OBJECTIVE: Return the records exactly as they are.

SUPPLIED ENTRIES:
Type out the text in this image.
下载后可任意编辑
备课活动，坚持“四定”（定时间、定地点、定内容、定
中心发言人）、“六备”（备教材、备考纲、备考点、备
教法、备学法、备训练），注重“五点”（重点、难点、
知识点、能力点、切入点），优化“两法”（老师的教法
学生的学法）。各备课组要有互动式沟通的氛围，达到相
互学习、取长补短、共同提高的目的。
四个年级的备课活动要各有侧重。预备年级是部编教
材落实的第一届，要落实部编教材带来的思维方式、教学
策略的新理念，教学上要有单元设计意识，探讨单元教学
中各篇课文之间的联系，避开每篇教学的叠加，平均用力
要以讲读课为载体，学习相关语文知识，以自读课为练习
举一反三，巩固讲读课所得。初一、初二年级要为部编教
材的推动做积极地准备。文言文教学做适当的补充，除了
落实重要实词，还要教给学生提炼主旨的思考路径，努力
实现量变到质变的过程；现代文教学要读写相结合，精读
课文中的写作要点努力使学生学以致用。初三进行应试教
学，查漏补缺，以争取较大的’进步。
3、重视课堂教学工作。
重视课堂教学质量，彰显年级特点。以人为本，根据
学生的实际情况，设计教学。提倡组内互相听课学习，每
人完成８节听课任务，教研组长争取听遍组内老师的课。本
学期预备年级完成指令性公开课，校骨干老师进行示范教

TASK RESULT:
Type out the text in this image.
下载后可任意编辑
备课活动，坚持“四定”（定时间、定地点、定内容、定
中心发言人）、“六备”（备教材、备考纲、备考点、备
教法、备学法、备训练），注重“五点”（重点、难点、
知识点、能力点、切入点），优化“两法”（老师的教法
学生的学法）。各备课组要有互动式沟通的氛围，达到相
互学习、取长补短、共同提高的目的。
四个年级的备课活动要各有侧重。预备年级是部编教
材落实的第一届，要落实部编教材带来的思维方式、教学
策略的新理念，教学上要有单元设计意识，探讨单元教学
中各篇课文之间的联系，避开每篇教学的叠加，平均用力
要以讲读课为载体，学习相关语文知识，以自读课为练习
举一反三，巩固讲读课所得。初一、初二年级要为部编教
材的推动做积极地准备。文言文教学做适当的补充，除了
落实重要实词，还要教给学生提炼主旨的思考路径，努力
实现量变到质变的过程；现代文教学要读写相结合，精读
课文中的写作要点努力使学生学以致用。初三进行应试教
学，查漏补缺，以争取较大的’进步。
3、重视课堂教学工作。
重视课堂教学质量，彰显年级特点。以人为本，根据
学生的实际情况，设计教学。提倡组内互相听课学习，每
人完成８节听课任务，教研组长争取听遍组内老师的课。本
学期预备年级完成指令性公开课，校骨干老师进行示范教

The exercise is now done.